▸ **Work to do**: In the records below, find the line containing "Extract all readable text from this page."; copy exactly that line and all lines after it to the end, and nothing else.

+++ Recorded information

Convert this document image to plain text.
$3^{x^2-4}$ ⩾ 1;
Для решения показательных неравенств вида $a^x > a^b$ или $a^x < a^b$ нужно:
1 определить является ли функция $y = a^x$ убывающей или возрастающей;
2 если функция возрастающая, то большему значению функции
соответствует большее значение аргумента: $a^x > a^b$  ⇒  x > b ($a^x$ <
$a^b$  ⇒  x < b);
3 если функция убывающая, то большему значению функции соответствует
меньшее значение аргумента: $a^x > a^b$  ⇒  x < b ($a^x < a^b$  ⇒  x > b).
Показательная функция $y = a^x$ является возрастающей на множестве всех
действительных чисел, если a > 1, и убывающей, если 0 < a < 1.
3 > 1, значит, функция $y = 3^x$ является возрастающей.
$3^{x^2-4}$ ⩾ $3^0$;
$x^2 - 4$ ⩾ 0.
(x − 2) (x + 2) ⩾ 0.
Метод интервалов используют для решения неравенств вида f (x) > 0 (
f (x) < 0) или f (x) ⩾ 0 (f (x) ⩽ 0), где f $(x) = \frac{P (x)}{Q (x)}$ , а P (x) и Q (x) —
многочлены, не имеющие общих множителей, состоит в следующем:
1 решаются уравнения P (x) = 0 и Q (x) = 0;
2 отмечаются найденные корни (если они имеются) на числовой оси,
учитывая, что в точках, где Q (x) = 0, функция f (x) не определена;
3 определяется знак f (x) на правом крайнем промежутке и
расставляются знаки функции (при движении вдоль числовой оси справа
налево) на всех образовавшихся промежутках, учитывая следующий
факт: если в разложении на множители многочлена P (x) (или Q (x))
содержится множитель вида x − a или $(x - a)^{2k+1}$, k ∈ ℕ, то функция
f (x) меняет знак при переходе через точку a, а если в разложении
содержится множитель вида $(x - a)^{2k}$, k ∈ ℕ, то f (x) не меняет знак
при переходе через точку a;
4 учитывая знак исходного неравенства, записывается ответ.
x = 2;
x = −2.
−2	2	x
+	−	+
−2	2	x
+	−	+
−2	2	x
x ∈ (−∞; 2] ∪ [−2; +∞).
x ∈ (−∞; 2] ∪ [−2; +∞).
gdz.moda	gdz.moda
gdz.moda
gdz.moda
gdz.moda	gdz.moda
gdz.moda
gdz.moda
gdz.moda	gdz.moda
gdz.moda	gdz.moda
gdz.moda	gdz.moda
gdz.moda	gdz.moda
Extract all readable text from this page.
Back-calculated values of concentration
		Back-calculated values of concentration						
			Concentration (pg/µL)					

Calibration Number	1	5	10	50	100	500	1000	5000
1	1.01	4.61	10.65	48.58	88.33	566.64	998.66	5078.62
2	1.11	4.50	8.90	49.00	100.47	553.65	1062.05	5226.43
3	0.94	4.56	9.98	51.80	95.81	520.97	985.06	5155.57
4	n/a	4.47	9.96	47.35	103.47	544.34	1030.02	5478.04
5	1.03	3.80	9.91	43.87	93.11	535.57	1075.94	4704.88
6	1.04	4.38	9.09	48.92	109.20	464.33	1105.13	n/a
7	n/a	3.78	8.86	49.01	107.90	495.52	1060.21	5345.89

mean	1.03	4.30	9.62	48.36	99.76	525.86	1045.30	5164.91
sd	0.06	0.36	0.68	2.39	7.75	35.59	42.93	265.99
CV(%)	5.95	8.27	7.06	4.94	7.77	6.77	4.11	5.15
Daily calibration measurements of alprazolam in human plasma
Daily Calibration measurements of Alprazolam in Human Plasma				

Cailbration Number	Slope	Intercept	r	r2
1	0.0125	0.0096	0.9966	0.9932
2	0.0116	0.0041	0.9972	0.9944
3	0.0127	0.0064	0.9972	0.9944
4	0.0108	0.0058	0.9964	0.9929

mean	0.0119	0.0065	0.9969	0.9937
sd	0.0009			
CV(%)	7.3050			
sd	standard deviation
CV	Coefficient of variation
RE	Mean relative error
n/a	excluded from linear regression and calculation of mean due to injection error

++++++

▸ **Answer in full**:
Extract all readable text from this page.
Back-calculated values of concentration
		Back-calculated values of concentration						
			Concentration (pg/µL)					

Calibration Number	1	5	10	50	100	500	1000	5000
1	1.01	4.61	10.65	48.58	88.33	566.64	998.66	5078.62
2	1.11	4.50	8.90	49.00	100.47	553.65	1062.05	5226.43
3	0.94	4.56	9.98	51.80	95.81	520.97	985.06	5155.57
4	n/a	4.47	9.96	47.35	103.47	544.34	1030.02	5478.04
5	1.03	3.80	9.91	43.87	93.11	535.57	1075.94	4704.88
6	1.04	4.38	9.09	48.92	109.20	464.33	1105.13	n/a
7	n/a	3.78	8.86	49.01	107.90	495.52	1060.21	5345.89

mean	1.03	4.30	9.62	48.36	99.76	525.86	1045.30	5164.91
sd	0.06	0.36	0.68	2.39	7.75	35.59	42.93	265.99
CV(%)	5.95	8.27	7.06	4.94	7.77	6.77	4.11	5.15
Daily calibration measurements of alprazolam in human plasma
Daily Calibration measurements of Alprazolam in Human Plasma				

Cailbration Number	Slope	Intercept	r	r2
1	0.0125	0.0096	0.9966	0.9932
2	0.0116	0.0041	0.9972	0.9944
3	0.0127	0.0064	0.9972	0.9944
4	0.0108	0.0058	0.9964	0.9929

mean	0.0119	0.0065	0.9969	0.9937
sd	0.0009			
CV(%)	7.3050			
sd	standard deviation
CV	Coefficient of variation
RE	Mean relative error
n/a	excluded from linear regression and calculation of mean due to injection error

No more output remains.